Exercise data:
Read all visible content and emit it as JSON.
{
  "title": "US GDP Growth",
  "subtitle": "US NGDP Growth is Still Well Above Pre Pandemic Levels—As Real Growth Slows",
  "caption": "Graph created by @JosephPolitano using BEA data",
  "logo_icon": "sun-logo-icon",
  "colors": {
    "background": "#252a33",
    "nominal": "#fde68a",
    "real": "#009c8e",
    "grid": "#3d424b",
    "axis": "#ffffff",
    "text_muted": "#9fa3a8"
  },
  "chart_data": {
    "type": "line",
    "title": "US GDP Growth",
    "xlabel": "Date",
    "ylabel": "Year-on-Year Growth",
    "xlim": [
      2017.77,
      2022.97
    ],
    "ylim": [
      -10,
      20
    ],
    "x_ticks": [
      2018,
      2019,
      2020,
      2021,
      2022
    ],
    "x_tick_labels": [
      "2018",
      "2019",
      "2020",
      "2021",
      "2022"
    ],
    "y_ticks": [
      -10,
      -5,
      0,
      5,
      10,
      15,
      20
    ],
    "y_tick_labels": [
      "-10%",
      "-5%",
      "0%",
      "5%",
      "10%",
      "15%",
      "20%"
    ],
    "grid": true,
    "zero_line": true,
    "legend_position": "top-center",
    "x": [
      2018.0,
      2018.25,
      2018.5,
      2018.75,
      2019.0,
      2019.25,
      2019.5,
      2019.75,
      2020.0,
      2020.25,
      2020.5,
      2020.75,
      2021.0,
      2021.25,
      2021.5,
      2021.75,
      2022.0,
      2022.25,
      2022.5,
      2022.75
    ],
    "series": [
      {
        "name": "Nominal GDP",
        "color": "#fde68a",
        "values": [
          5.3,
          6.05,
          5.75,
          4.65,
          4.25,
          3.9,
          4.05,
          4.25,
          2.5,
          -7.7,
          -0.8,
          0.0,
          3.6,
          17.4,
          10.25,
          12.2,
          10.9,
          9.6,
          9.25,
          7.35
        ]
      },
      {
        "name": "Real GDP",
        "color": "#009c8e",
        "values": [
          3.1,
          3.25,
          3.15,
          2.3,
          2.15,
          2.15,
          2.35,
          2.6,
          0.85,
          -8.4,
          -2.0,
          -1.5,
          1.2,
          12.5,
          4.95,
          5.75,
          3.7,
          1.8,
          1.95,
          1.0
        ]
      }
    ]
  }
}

Objective: Write the material out again in its entirety, exactly as shown.

Task result:
Read all visible content and emit it as JSON.
{
  "title": "US GDP Growth",
  "subtitle": "US NGDP Growth is Still Well Above Pre Pandemic Levels—As Real Growth Slows",
  "caption": "Graph created by @JosephPolitano using BEA data",
  "logo_icon": "sun-logo-icon",
  "colors": {
    "background": "#252a33",
    "nominal": "#fde68a",
    "real": "#009c8e",
    "grid": "#3d424b",
    "axis": "#ffffff",
    "text_muted": "#9fa3a8"
  },
  "chart_data": {
    "type": "line",
    "title": "US GDP Growth",
    "xlabel": "Date",
    "ylabel": "Year-on-Year Growth",
    "xlim": [
      2017.77,
      2022.97
    ],
    "ylim": [
      -10,
      20
    ],
    "x_ticks": [
      2018,
      2019,
      2020,
      2021,
      2022
    ],
    "x_tick_labels": [
      "2018",
      "2019",
      "2020",
      "2021",
      "2022"
    ],
    "y_ticks": [
      -10,
      -5,
      0,
      5,
      10,
      15,
      20
    ],
    "y_tick_labels": [
      "-10%",
      "-5%",
      "0%",
      "5%",
      "10%",
      "15%",
      "20%"
    ],
    "grid": true,
    "zero_line": true,
    "legend_position": "top-center",
    "x": [
      2018.0,
      2018.25,
      2018.5,
      2018.75,
      2019.0,
      2019.25,
      2019.5,
      2019.75,
      2020.0,
      2020.25,
      2020.5,
      2020.75,
      2021.0,
      2021.25,
      2021.5,
      2021.75,
      2022.0,
      2022.25,
      2022.5,
      2022.75
    ],
    "series": [
      {
        "name": "Nominal GDP",
        "color": "#fde68a",
        "values": [
          5.3,
          6.05,
          5.75,
          4.65,
          4.25,
          3.9,
          4.05,
          4.25,
          2.5,
          -7.7,
          -0.8,
          0.0,
          3.6,
          17.4,
          10.25,
          12.2,
          10.9,
          9.6,
          9.25,
          7.35
        ]
      },
      {
        "name": "Real GDP",
        "color": "#009c8e",
        "values": [
          3.1,
          3.25,
          3.15,
          2.3,
          2.15,
          2.15,
          2.35,
          2.6,
          0.85,
          -8.4,
          -2.0,
          -1.5,
          1.2,
          12.5,
          4.95,
          5.75,
          3.7,
          1.8,
          1.95,
          1.0
        ]
      }
    ]
  }
}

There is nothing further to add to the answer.